WHAT IS EXPECTED =
Quote the entries that follow exactly, leaving none out.

INPUT =
'''
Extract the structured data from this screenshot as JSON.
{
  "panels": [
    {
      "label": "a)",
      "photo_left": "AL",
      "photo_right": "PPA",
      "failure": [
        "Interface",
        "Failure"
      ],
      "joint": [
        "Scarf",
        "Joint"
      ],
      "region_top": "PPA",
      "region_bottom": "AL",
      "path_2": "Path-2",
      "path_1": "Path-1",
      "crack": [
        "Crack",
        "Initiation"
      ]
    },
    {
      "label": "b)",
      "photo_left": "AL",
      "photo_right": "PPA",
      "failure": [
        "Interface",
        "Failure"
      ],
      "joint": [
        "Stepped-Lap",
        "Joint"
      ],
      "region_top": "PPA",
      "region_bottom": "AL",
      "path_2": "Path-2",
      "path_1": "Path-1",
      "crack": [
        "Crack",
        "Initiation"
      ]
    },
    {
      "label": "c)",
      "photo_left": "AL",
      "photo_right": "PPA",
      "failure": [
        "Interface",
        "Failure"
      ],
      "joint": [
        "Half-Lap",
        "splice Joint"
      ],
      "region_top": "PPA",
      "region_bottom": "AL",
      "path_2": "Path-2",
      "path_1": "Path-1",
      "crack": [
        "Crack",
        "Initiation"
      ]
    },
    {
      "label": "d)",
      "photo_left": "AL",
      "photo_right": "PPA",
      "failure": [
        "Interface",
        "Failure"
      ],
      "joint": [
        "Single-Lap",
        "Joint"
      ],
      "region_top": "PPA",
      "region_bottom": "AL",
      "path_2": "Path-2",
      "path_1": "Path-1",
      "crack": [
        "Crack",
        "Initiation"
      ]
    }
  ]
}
'''
RESPONSE FOR THIS EXERCISE =
Extract the structured data from this screenshot as JSON.
{
  "panels": [
    {
      "label": "a)",
      "photo_left": "AL",
      "photo_right": "PPA",
      "failure": [
        "Interface",
        "Failure"
      ],
      "joint": [
        "Scarf",
        "Joint"
      ],
      "region_top": "PPA",
      "region_bottom": "AL",
      "path_2": "Path-2",
      "path_1": "Path-1",
      "crack": [
        "Crack",
        "Initiation"
      ]
    },
    {
      "label": "b)",
      "photo_left": "AL",
      "photo_right": "PPA",
      "failure": [
        "Interface",
        "Failure"
      ],
      "joint": [
        "Stepped-Lap",
        "Joint"
      ],
      "region_top": "PPA",
      "region_bottom": "AL",
      "path_2": "Path-2",
      "path_1": "Path-1",
      "crack": [
        "Crack",
        "Initiation"
      ]
    },
    {
      "label": "c)",
      "photo_left": "AL",
      "photo_right": "PPA",
      "failure": [
        "Interface",
        "Failure"
      ],
      "joint": [
        "Half-Lap",
        "splice Joint"
      ],
      "region_top": "PPA",
      "region_bottom": "AL",
      "path_2": "Path-2",
      "path_1": "Path-1",
      "crack": [
        "Crack",
        "Initiation"
      ]
    },
    {
      "label": "d)",
      "photo_left": "AL",
      "photo_right": "PPA",
      "failure": [
        "Interface",
        "Failure"
      ],
      "joint": [
        "Single-Lap",
        "Joint"
      ],
      "region_top": "PPA",
      "region_bottom": "AL",
      "path_2": "Path-2",
      "path_1": "Path-1",
      "crack": [
        "Crack",
        "Initiation"
      ]
    }
  ]
}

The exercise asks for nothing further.